→ **Data rows**

-- Begin --

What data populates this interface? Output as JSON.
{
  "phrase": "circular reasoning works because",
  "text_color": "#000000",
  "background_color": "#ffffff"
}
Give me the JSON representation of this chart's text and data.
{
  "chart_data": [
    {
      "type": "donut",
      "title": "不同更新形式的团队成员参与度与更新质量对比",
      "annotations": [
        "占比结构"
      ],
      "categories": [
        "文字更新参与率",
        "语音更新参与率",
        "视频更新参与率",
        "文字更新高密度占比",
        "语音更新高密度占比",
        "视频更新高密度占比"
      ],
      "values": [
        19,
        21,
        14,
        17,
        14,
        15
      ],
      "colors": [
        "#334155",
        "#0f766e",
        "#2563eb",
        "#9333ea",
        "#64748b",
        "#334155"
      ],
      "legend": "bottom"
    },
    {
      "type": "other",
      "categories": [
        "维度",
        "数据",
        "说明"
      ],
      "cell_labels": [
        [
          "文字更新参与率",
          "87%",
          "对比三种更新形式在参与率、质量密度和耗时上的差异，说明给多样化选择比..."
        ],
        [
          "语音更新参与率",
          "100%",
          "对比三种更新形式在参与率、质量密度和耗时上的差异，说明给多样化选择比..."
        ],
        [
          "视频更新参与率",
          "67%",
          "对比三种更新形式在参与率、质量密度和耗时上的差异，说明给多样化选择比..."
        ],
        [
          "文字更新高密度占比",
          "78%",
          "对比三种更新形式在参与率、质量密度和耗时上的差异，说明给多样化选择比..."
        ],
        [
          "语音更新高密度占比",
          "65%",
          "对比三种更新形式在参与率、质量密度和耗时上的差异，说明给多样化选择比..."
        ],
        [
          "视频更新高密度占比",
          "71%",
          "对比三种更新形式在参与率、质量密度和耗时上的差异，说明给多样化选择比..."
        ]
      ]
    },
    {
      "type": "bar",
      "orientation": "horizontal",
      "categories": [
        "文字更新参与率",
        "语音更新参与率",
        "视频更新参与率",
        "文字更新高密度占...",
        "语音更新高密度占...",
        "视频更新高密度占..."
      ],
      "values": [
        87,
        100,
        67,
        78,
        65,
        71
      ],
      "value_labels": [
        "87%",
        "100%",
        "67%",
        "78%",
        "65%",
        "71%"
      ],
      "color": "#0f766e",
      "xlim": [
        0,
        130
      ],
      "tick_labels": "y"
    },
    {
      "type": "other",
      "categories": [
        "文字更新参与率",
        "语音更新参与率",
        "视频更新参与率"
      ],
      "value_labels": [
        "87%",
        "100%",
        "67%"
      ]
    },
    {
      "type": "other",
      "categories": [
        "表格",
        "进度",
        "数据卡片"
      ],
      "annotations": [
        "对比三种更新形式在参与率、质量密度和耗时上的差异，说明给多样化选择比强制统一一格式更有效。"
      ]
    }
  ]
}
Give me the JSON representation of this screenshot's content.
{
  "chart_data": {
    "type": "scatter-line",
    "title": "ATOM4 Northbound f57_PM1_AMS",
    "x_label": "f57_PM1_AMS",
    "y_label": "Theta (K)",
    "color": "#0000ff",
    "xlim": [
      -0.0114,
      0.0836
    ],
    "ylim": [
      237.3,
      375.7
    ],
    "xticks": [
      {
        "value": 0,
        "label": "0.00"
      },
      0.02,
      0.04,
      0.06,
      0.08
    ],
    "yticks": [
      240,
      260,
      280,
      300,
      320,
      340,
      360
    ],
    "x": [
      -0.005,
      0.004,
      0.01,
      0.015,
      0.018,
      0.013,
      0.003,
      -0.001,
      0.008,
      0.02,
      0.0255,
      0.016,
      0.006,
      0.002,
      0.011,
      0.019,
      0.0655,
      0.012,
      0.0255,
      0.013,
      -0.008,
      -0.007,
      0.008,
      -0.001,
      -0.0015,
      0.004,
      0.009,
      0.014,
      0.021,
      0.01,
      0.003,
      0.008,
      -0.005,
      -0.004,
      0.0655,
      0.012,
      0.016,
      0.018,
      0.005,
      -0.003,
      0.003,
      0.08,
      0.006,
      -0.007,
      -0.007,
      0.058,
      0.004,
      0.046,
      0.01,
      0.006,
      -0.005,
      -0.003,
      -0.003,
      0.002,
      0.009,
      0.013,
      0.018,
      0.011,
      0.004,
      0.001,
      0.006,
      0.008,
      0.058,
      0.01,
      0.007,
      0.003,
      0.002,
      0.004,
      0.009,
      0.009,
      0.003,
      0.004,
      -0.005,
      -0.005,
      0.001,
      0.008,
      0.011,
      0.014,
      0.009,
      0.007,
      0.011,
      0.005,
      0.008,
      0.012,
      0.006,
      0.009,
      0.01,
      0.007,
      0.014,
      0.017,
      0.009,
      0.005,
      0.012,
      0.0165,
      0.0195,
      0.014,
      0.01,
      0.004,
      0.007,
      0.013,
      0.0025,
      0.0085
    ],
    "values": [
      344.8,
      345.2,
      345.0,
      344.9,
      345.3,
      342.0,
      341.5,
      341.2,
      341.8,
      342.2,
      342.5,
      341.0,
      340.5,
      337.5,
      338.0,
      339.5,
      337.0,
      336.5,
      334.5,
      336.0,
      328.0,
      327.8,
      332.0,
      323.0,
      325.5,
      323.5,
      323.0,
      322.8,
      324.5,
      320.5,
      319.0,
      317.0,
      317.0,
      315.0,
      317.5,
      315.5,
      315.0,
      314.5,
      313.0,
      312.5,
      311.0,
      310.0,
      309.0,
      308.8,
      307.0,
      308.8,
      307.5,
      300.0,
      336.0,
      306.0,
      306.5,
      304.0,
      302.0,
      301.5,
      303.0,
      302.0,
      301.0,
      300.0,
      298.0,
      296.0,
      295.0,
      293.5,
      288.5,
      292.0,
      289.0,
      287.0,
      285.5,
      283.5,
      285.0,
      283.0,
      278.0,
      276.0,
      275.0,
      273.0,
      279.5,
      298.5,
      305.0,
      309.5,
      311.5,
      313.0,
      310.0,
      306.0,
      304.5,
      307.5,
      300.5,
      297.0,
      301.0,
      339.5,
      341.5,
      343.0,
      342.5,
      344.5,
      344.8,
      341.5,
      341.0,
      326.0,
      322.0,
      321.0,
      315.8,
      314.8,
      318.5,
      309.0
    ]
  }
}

-- End --

→ **What is expected**
Please repeat the material above, word for word and in full.

→ **Task response**
What data populates this interface? Output as JSON.
{
  "phrase": "circular reasoning works because",
  "text_color": "#000000",
  "background_color": "#ffffff"
}
Give me the JSON representation of this chart's text and data.
{
  "chart_data": [
    {
      "type": "donut",
      "title": "不同更新形式的团队成员参与度与更新质量对比",
      "annotations": [
        "占比结构"
      ],
      "categories": [
        "文字更新参与率",
        "语音更新参与率",
        "视频更新参与率",
        "文字更新高密度占比",
        "语音更新高密度占比",
        "视频更新高密度占比"
      ],
      "values": [
        19,
        21,
        14,
        17,
        14,
        15
      ],
      "colors": [
        "#334155",
        "#0f766e",
        "#2563eb",
        "#9333ea",
        "#64748b",
        "#334155"
      ],
      "legend": "bottom"
    },
    {
      "type": "other",
      "categories": [
        "维度",
        "数据",
        "说明"
      ],
      "cell_labels": [
        [
          "文字更新参与率",
          "87%",
          "对比三种更新形式在参与率、质量密度和耗时上的差异，说明给多样化选择比..."
        ],
        [
          "语音更新参与率",
          "100%",
          "对比三种更新形式在参与率、质量密度和耗时上的差异，说明给多样化选择比..."
        ],
        [
          "视频更新参与率",
          "67%",
          "对比三种更新形式在参与率、质量密度和耗时上的差异，说明给多样化选择比..."
        ],
        [
          "文字更新高密度占比",
          "78%",
          "对比三种更新形式在参与率、质量密度和耗时上的差异，说明给多样化选择比..."
        ],
        [
          "语音更新高密度占比",
          "65%",
          "对比三种更新形式在参与率、质量密度和耗时上的差异，说明给多样化选择比..."
        ],
        [
          "视频更新高密度占比",
          "71%",
          "对比三种更新形式在参与率、质量密度和耗时上的差异，说明给多样化选择比..."
        ]
      ]
    },
    {
      "type": "bar",
      "orientation": "horizontal",
      "categories": [
        "文字更新参与率",
        "语音更新参与率",
        "视频更新参与率",
        "文字更新高密度占...",
        "语音更新高密度占...",
        "视频更新高密度占..."
      ],
      "values": [
        87,
        100,
        67,
        78,
        65,
        71
      ],
      "value_labels": [
        "87%",
        "100%",
        "67%",
        "78%",
        "65%",
        "71%"
      ],
      "color": "#0f766e",
      "xlim": [
        0,
        130
      ],
      "tick_labels": "y"
    },
    {
      "type": "other",
      "categories": [
        "文字更新参与率",
        "语音更新参与率",
        "视频更新参与率"
      ],
      "value_labels": [
        "87%",
        "100%",
        "67%"
      ]
    },
    {
      "type": "other",
      "categories": [
        "表格",
        "进度",
        "数据卡片"
      ],
      "annotations": [
        "对比三种更新形式在参与率、质量密度和耗时上的差异，说明给多样化选择比强制统一一格式更有效。"
      ]
    }
  ]
}
Give me the JSON representation of this screenshot's content.
{
  "chart_data": {
    "type": "scatter-line",
    "title": "ATOM4 Northbound f57_PM1_AMS",
    "x_label": "f57_PM1_AMS",
    "y_label": "Theta (K)",
    "color": "#0000ff",
    "xlim": [
      -0.0114,
      0.0836
    ],
    "ylim": [
      237.3,
      375.7
    ],
    "xticks": [
      {
        "value": 0,
        "label": "0.00"
      },
      0.02,
      0.04,
      0.06,
      0.08
    ],
    "yticks": [
      240,
      260,
      280,
      300,
      320,
      340,
      360
    ],
    "x": [
      -0.005,
      0.004,
      0.01,
      0.015,
      0.018,
      0.013,
      0.003,
      -0.001,
      0.008,
      0.02,
      0.0255,
      0.016,
      0.006,
      0.002,
      0.011,
      0.019,
      0.0655,
      0.012,
      0.0255,
      0.013,
      -0.008,
      -0.007,
      0.008,
      -0.001,
      -0.0015,
      0.004,
      0.009,
      0.014,
      0.021,
      0.01,
      0.003,
      0.008,
      -0.005,
      -0.004,
      0.0655,
      0.012,
      0.016,
      0.018,
      0.005,
      -0.003,
      0.003,
      0.08,
      0.006,
      -0.007,
      -0.007,
      0.058,
      0.004,
      0.046,
      0.01,
      0.006,
      -0.005,
      -0.003,
      -0.003,
      0.002,
      0.009,
      0.013,
      0.018,
      0.011,
      0.004,
      0.001,
      0.006,
      0.008,
      0.058,
      0.01,
      0.007,
      0.003,
      0.002,
      0.004,
      0.009,
      0.009,
      0.003,
      0.004,
      -0.005,
      -0.005,
      0.001,
      0.008,
      0.011,
      0.014,
      0.009,
      0.007,
      0.011,
      0.005,
      0.008,
      0.012,
      0.006,
      0.009,
      0.01,
      0.007,
      0.014,
      0.017,
      0.009,
      0.005,
      0.012,
      0.0165,
      0.0195,
      0.014,
      0.01,
      0.004,
      0.007,
      0.013,
      0.0025,
      0.0085
    ],
    "values": [
      344.8,
      345.2,
      345.0,
      344.9,
      345.3,
      342.0,
      341.5,
      341.2,
      341.8,
      342.2,
      342.5,
      341.0,
      340.5,
      337.5,
      338.0,
      339.5,
      337.0,
      336.5,
      334.5,
      336.0,
      328.0,
      327.8,
      332.0,
      323.0,
      325.5,
      323.5,
      323.0,
      322.8,
      324.5,
      320.5,
      319.0,
      317.0,
      317.0,
      315.0,
      317.5,
      315.5,
      315.0,
      314.5,
      313.0,
      312.5,
      311.0,
      310.0,
      309.0,
      308.8,
      307.0,
      308.8,
      307.5,
      300.0,
      336.0,
      306.0,
      306.5,
      304.0,
      302.0,
      301.5,
      303.0,
      302.0,
      301.0,
      300.0,
      298.0,
      296.0,
      295.0,
      293.5,
      288.5,
      292.0,
      289.0,
      287.0,
      285.5,
      283.5,
      285.0,
      283.0,
      278.0,
      276.0,
      275.0,
      273.0,
      279.5,
      298.5,
      305.0,
      309.5,
      311.5,
      313.0,
      310.0,
      306.0,
      304.5,
      307.5,
      300.5,
      297.0,
      301.0,
      339.5,
      341.5,
      343.0,
      342.5,
      344.5,
      344.8,
      341.5,
      341.0,
      326.0,
      322.0,
      321.0,
      315.8,
      314.8,
      318.5,
      309.0
    ]
  }
}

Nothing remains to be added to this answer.